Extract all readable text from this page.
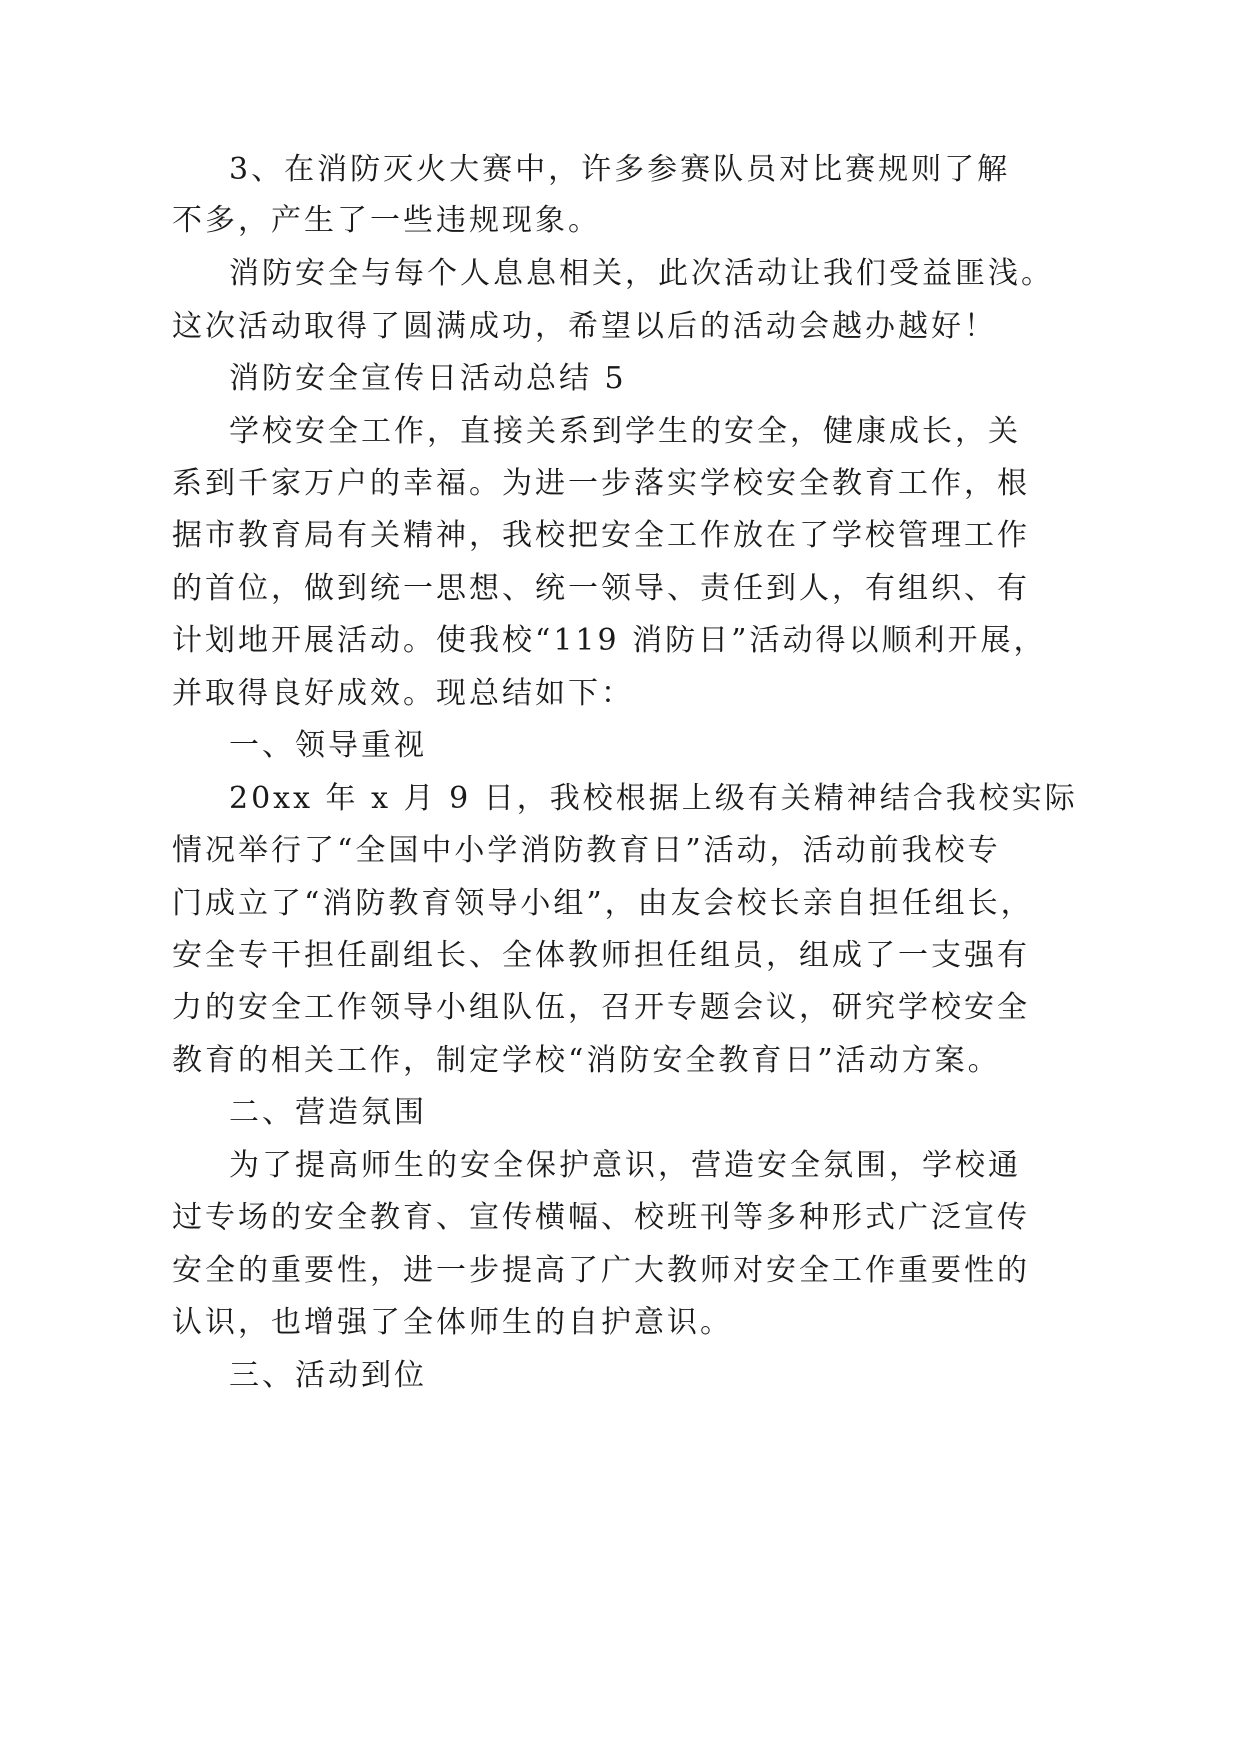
3、在消防灭火大赛中，许多参赛队员对比赛规则了解
不多，产生了一些违规现象。
消防安全与每个人息息相关，此次活动让我们受益匪浅。
这次活动取得了圆满成功，希望以后的活动会越办越好！
消防安全宣传日活动总结 5
学校安全工作，直接关系到学生的安全，健康成长，关
系到千家万户的幸福。为进一步落实学校安全教育工作，根
据市教育局有关精神，我校把安全工作放在了学校管理工作
的首位，做到统一思想、统一领导、责任到人，有组织、有
计划地开展活动。使我校“119 消防日”活动得以顺利开展，
并取得良好成效。现总结如下：
一、领导重视
20xx 年 x 月 9 日，我校根据上级有关精神结合我校实际
情况举行了“全国中小学消防教育日”活动，活动前我校专
门成立了“消防教育领导小组”，由友会校长亲自担任组长，
安全专干担任副组长、全体教师担任组员，组成了一支强有
力的安全工作领导小组队伍，召开专题会议，研究学校安全
教育的相关工作，制定学校“消防安全教育日”活动方案。
二、营造氛围
为了提高师生的安全保护意识，营造安全氛围，学校通
过专场的安全教育、宣传横幅、校班刊等多种形式广泛宣传
安全的重要性，进一步提高了广大教师对安全工作重要性的
认识，也增强了全体师生的自护意识。
三、活动到位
----
EXERCISE GOAL: Make an exact copy of every entry above, minus the images.

TASK OUTPUT:
Extract all readable text from this page.
3、在消防灭火大赛中，许多参赛队员对比赛规则了解
不多，产生了一些违规现象。
消防安全与每个人息息相关，此次活动让我们受益匪浅。
这次活动取得了圆满成功，希望以后的活动会越办越好！
消防安全宣传日活动总结 5
学校安全工作，直接关系到学生的安全，健康成长，关
系到千家万户的幸福。为进一步落实学校安全教育工作，根
据市教育局有关精神，我校把安全工作放在了学校管理工作
的首位，做到统一思想、统一领导、责任到人，有组织、有
计划地开展活动。使我校“119 消防日”活动得以顺利开展，
并取得良好成效。现总结如下：
一、领导重视
20xx 年 x 月 9 日，我校根据上级有关精神结合我校实际
情况举行了“全国中小学消防教育日”活动，活动前我校专
门成立了“消防教育领导小组”，由友会校长亲自担任组长，
安全专干担任副组长、全体教师担任组员，组成了一支强有
力的安全工作领导小组队伍，召开专题会议，研究学校安全
教育的相关工作，制定学校“消防安全教育日”活动方案。
二、营造氛围
为了提高师生的安全保护意识，营造安全氛围，学校通
过专场的安全教育、宣传横幅、校班刊等多种形式广泛宣传
安全的重要性，进一步提高了广大教师对安全工作重要性的
认识，也增强了全体师生的自护意识。
三、活动到位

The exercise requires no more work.